Reproduce every entry exactly and leave its pictures out.

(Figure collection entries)
<<<<
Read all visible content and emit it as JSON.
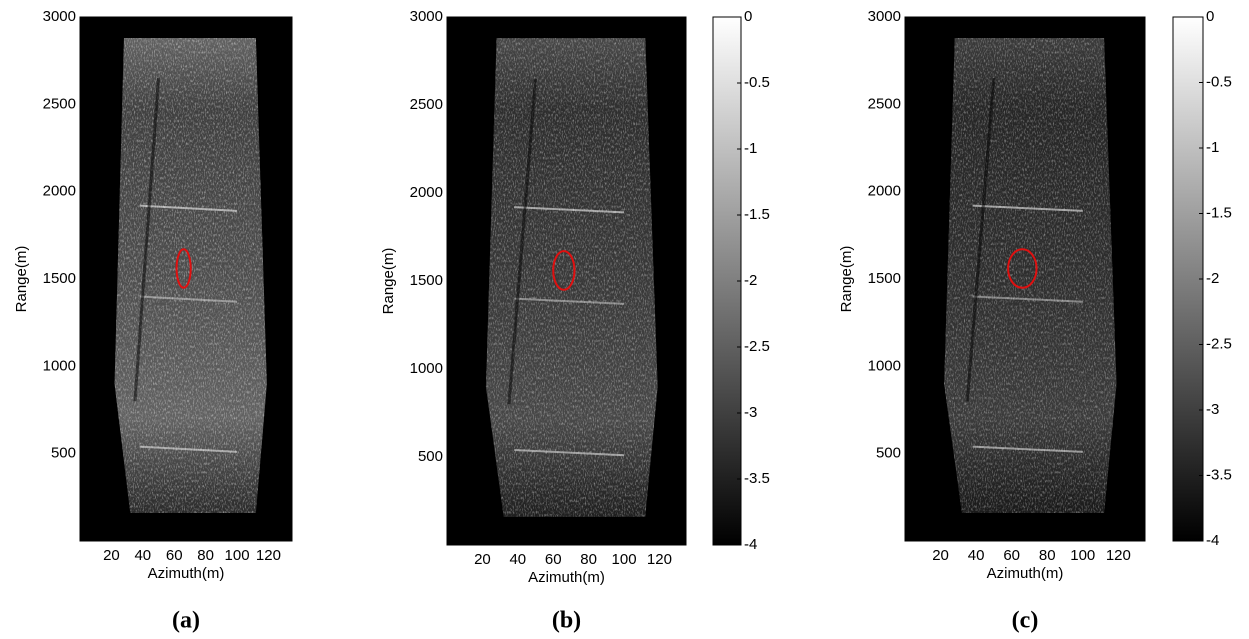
{
  "chart_data": [
    {
      "type": "image",
      "xlabel": "Azimuth(m)",
      "ylabel": "Range(m)",
      "panel_label": "(a)",
      "xlim": [
        0,
        135
      ],
      "ylim": [
        0,
        3000
      ],
      "xticks": [
        20,
        40,
        60,
        80,
        100,
        120
      ],
      "yticks": [
        500,
        1000,
        1500,
        2000,
        2500,
        3000
      ]
    },
    {
      "type": "image",
      "xlabel": "Azimuth(m)",
      "ylabel": "Range(m)",
      "panel_label": "(b)",
      "xlim": [
        0,
        135
      ],
      "ylim": [
        0,
        3000
      ],
      "xticks": [
        20,
        40,
        60,
        80,
        100,
        120
      ],
      "yticks": [
        500,
        1000,
        1500,
        2000,
        2500,
        3000
      ],
      "clim": [
        -4,
        0
      ],
      "cticks": [
        0,
        -0.5,
        -1,
        -1.5,
        -2,
        -2.5,
        -3,
        -3.5,
        -4
      ]
    },
    {
      "type": "image",
      "xlabel": "Azimuth(m)",
      "ylabel": "Range(m)",
      "panel_label": "(c)",
      "xlim": [
        0,
        135
      ],
      "ylim": [
        0,
        3000
      ],
      "xticks": [
        20,
        40,
        60,
        80,
        100,
        120
      ],
      "yticks": [
        500,
        1000,
        1500,
        2000,
        2500,
        3000
      ],
      "clim": [
        -4,
        0
      ],
      "cticks": [
        0,
        -0.5,
        -1,
        -1.5,
        -2,
        -2.5,
        -3,
        -3.5,
        -4
      ]
    }
  ]
}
>>>>
The result:
Read all visible content and emit it as JSON.
{
  "chart_data": [
    {
      "type": "image",
      "xlabel": "Azimuth(m)",
      "ylabel": "Range(m)",
      "panel_label": "(a)",
      "xlim": [
        0,
        135
      ],
      "ylim": [
        0,
        3000
      ],
      "xticks": [
        20,
        40,
        60,
        80,
        100,
        120
      ],
      "yticks": [
        500,
        1000,
        1500,
        2000,
        2500,
        3000
      ]
    },
    {
      "type": "image",
      "xlabel": "Azimuth(m)",
      "ylabel": "Range(m)",
      "panel_label": "(b)",
      "xlim": [
        0,
        135
      ],
      "ylim": [
        0,
        3000
      ],
      "xticks": [
        20,
        40,
        60,
        80,
        100,
        120
      ],
      "yticks": [
        500,
        1000,
        1500,
        2000,
        2500,
        3000
      ],
      "clim": [
        -4,
        0
      ],
      "cticks": [
        0,
        -0.5,
        -1,
        -1.5,
        -2,
        -2.5,
        -3,
        -3.5,
        -4
      ]
    },
    {
      "type": "image",
      "xlabel": "Azimuth(m)",
      "ylabel": "Range(m)",
      "panel_label": "(c)",
      "xlim": [
        0,
        135
      ],
      "ylim": [
        0,
        3000
      ],
      "xticks": [
        20,
        40,
        60,
        80,
        100,
        120
      ],
      "yticks": [
        500,
        1000,
        1500,
        2000,
        2500,
        3000
      ],
      "clim": [
        -4,
        0
      ],
      "cticks": [
        0,
        -0.5,
        -1,
        -1.5,
        -2,
        -2.5,
        -3,
        -3.5,
        -4
      ]
    }
  ]
}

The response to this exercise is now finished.